• [Exercise objective] Reproduce the entire listing word for word.

[start]

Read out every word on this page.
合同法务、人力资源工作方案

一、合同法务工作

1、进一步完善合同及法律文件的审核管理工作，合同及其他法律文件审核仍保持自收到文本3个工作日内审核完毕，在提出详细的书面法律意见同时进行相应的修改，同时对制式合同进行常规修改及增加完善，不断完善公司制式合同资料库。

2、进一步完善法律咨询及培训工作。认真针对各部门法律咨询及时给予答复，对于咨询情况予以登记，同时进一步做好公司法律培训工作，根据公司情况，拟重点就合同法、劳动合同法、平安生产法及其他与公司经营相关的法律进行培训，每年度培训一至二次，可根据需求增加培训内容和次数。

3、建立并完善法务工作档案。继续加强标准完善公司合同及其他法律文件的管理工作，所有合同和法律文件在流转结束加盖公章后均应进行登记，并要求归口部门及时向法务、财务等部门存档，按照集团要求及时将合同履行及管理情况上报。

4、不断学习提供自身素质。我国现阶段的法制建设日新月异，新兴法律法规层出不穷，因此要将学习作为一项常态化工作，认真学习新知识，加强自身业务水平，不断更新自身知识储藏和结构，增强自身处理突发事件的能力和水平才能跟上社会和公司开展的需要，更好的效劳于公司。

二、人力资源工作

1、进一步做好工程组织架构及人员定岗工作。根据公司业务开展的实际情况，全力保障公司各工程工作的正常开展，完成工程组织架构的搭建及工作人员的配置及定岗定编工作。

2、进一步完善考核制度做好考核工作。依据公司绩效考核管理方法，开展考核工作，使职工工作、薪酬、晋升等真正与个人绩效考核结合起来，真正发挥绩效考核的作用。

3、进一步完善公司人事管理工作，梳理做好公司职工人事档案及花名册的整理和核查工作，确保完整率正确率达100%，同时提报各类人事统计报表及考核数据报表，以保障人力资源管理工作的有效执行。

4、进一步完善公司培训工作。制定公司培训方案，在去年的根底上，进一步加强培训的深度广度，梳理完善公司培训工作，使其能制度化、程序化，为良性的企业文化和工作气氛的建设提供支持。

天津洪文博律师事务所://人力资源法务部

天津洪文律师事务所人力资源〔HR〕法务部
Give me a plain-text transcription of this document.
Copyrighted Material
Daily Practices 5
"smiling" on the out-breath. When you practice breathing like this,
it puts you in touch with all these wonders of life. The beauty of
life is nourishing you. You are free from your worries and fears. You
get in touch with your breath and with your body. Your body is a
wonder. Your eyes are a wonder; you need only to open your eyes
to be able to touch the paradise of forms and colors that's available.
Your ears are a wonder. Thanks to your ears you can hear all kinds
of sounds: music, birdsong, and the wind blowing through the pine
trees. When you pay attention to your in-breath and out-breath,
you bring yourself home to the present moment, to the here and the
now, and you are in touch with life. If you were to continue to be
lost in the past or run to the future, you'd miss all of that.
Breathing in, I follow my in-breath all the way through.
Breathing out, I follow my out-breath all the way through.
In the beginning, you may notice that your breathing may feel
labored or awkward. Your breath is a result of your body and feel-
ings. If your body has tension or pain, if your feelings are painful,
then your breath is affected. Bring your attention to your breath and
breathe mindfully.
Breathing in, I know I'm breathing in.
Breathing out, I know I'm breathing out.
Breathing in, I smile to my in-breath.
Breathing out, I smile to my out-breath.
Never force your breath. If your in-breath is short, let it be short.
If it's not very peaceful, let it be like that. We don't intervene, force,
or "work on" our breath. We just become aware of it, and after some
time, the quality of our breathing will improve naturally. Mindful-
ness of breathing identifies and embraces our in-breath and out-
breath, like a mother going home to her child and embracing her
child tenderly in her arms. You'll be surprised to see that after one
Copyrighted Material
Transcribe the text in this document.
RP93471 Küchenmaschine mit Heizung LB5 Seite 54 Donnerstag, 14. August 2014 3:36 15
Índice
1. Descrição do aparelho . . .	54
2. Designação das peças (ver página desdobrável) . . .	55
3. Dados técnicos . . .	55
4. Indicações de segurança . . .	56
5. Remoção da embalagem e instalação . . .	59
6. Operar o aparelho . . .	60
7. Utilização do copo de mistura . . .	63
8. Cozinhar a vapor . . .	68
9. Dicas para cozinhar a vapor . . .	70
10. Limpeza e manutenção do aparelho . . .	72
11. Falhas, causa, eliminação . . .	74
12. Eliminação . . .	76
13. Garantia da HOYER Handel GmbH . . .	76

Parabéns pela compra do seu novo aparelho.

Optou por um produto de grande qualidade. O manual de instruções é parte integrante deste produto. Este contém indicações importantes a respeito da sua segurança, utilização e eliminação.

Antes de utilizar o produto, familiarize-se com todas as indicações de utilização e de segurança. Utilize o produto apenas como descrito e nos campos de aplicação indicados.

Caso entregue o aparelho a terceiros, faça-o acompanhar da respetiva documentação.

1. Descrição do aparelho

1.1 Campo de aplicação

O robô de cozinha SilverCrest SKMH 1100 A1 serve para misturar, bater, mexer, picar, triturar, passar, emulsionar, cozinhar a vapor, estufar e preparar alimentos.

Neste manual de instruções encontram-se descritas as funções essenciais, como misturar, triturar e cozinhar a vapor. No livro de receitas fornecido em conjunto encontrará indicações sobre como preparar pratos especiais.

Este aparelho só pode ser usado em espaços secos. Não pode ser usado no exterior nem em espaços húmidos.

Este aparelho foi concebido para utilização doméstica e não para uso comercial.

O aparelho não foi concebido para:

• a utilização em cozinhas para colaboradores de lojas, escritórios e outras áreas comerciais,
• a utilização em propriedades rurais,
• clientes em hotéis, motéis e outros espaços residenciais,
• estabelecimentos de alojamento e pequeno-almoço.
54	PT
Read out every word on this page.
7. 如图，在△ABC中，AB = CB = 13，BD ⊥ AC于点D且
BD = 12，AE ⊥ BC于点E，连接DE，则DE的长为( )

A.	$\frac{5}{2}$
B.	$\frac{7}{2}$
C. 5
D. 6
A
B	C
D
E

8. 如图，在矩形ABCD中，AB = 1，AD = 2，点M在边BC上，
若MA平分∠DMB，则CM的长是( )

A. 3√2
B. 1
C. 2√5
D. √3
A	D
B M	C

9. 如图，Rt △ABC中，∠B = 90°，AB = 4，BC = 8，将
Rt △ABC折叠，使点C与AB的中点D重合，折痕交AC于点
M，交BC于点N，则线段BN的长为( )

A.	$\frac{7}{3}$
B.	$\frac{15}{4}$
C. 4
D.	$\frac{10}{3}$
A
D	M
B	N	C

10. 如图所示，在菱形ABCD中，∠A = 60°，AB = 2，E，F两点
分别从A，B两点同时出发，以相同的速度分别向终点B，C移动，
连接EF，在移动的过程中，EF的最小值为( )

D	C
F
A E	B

[end]

• [Result of this task]
Read out every word on this page.
合同法务、人力资源工作方案

一、合同法务工作

1、进一步完善合同及法律文件的审核管理工作，合同及其他法律文件审核仍保持自收到文本3个工作日内审核完毕，在提出详细的书面法律意见同时进行相应的修改，同时对制式合同进行常规修改及增加完善，不断完善公司制式合同资料库。

2、进一步完善法律咨询及培训工作。认真针对各部门法律咨询及时给予答复，对于咨询情况予以登记，同时进一步做好公司法律培训工作，根据公司情况，拟重点就合同法、劳动合同法、平安生产法及其他与公司经营相关的法律进行培训，每年度培训一至二次，可根据需求增加培训内容和次数。

3、建立并完善法务工作档案。继续加强标准完善公司合同及其他法律文件的管理工作，所有合同和法律文件在流转结束加盖公章后均应进行登记，并要求归口部门及时向法务、财务等部门存档，按照集团要求及时将合同履行及管理情况上报。

4、不断学习提供自身素质。我国现阶段的法制建设日新月异，新兴法律法规层出不穷，因此要将学习作为一项常态化工作，认真学习新知识，加强自身业务水平，不断更新自身知识储藏和结构，增强自身处理突发事件的能力和水平才能跟上社会和公司开展的需要，更好的效劳于公司。

二、人力资源工作

1、进一步做好工程组织架构及人员定岗工作。根据公司业务开展的实际情况，全力保障公司各工程工作的正常开展，完成工程组织架构的搭建及工作人员的配置及定岗定编工作。

2、进一步完善考核制度做好考核工作。依据公司绩效考核管理方法，开展考核工作，使职工工作、薪酬、晋升等真正与个人绩效考核结合起来，真正发挥绩效考核的作用。

3、进一步完善公司人事管理工作，梳理做好公司职工人事档案及花名册的整理和核查工作，确保完整率正确率达100%，同时提报各类人事统计报表及考核数据报表，以保障人力资源管理工作的有效执行。

4、进一步完善公司培训工作。制定公司培训方案，在去年的根底上，进一步加强培训的深度广度，梳理完善公司培训工作，使其能制度化、程序化，为良性的企业文化和工作气氛的建设提供支持。

天津洪文博律师事务所://人力资源法务部

天津洪文律师事务所人力资源〔HR〕法务部
Give me a plain-text transcription of this document.
Copyrighted Material
Daily Practices 5
"smiling" on the out-breath. When you practice breathing like this,
it puts you in touch with all these wonders of life. The beauty of
life is nourishing you. You are free from your worries and fears. You
get in touch with your breath and with your body. Your body is a
wonder. Your eyes are a wonder; you need only to open your eyes
to be able to touch the paradise of forms and colors that's available.
Your ears are a wonder. Thanks to your ears you can hear all kinds
of sounds: music, birdsong, and the wind blowing through the pine
trees. When you pay attention to your in-breath and out-breath,
you bring yourself home to the present moment, to the here and the
now, and you are in touch with life. If you were to continue to be
lost in the past or run to the future, you'd miss all of that.
Breathing in, I follow my in-breath all the way through.
Breathing out, I follow my out-breath all the way through.
In the beginning, you may notice that your breathing may feel
labored or awkward. Your breath is a result of your body and feel-
ings. If your body has tension or pain, if your feelings are painful,
then your breath is affected. Bring your attention to your breath and
breathe mindfully.
Breathing in, I know I'm breathing in.
Breathing out, I know I'm breathing out.
Breathing in, I smile to my in-breath.
Breathing out, I smile to my out-breath.
Never force your breath. If your in-breath is short, let it be short.
If it's not very peaceful, let it be like that. We don't intervene, force,
or "work on" our breath. We just become aware of it, and after some
time, the quality of our breathing will improve naturally. Mindful-
ness of breathing identifies and embraces our in-breath and out-
breath, like a mother going home to her child and embracing her
child tenderly in her arms. You'll be surprised to see that after one
Copyrighted Material
Transcribe the text in this document.
RP93471 Küchenmaschine mit Heizung LB5 Seite 54 Donnerstag, 14. August 2014 3:36 15
Índice
1. Descrição do aparelho . . .	54
2. Designação das peças (ver página desdobrável) . . .	55
3. Dados técnicos . . .	55
4. Indicações de segurança . . .	56
5. Remoção da embalagem e instalação . . .	59
6. Operar o aparelho . . .	60
7. Utilização do copo de mistura . . .	63
8. Cozinhar a vapor . . .	68
9. Dicas para cozinhar a vapor . . .	70
10. Limpeza e manutenção do aparelho . . .	72
11. Falhas, causa, eliminação . . .	74
12. Eliminação . . .	76
13. Garantia da HOYER Handel GmbH . . .	76

Parabéns pela compra do seu novo aparelho.

Optou por um produto de grande qualidade. O manual de instruções é parte integrante deste produto. Este contém indicações importantes a respeito da sua segurança, utilização e eliminação.

Antes de utilizar o produto, familiarize-se com todas as indicações de utilização e de segurança. Utilize o produto apenas como descrito e nos campos de aplicação indicados.

Caso entregue o aparelho a terceiros, faça-o acompanhar da respetiva documentação.

1. Descrição do aparelho

1.1 Campo de aplicação

O robô de cozinha SilverCrest SKMH 1100 A1 serve para misturar, bater, mexer, picar, triturar, passar, emulsionar, cozinhar a vapor, estufar e preparar alimentos.

Neste manual de instruções encontram-se descritas as funções essenciais, como misturar, triturar e cozinhar a vapor. No livro de receitas fornecido em conjunto encontrará indicações sobre como preparar pratos especiais.

Este aparelho só pode ser usado em espaços secos. Não pode ser usado no exterior nem em espaços húmidos.

Este aparelho foi concebido para utilização doméstica e não para uso comercial.

O aparelho não foi concebido para:

• a utilização em cozinhas para colaboradores de lojas, escritórios e outras áreas comerciais,
• a utilização em propriedades rurais,
• clientes em hotéis, motéis e outros espaços residenciais,
• estabelecimentos de alojamento e pequeno-almoço.
54	PT
Read out every word on this page.
7. 如图，在△ABC中，AB = CB = 13，BD ⊥ AC于点D且
BD = 12，AE ⊥ BC于点E，连接DE，则DE的长为( )

A.	$\frac{5}{2}$
B.	$\frac{7}{2}$
C. 5
D. 6
A
B	C
D
E

8. 如图，在矩形ABCD中，AB = 1，AD = 2，点M在边BC上，
若MA平分∠DMB，则CM的长是( )

A. 3√2
B. 1
C. 2√5
D. √3
A	D
B M	C

9. 如图，Rt △ABC中，∠B = 90°，AB = 4，BC = 8，将
Rt △ABC折叠，使点C与AB的中点D重合，折痕交AC于点
M，交BC于点N，则线段BN的长为( )

A.	$\frac{7}{3}$
B.	$\frac{15}{4}$
C. 4
D.	$\frac{10}{3}$
A
D	M
B	N	C

10. 如图所示，在菱形ABCD中，∠A = 60°，AB = 2，E，F两点
分别从A，B两点同时出发，以相同的速度分别向终点B，C移动，
连接EF，在移动的过程中，EF的最小值为( )

D	C
F
A E	B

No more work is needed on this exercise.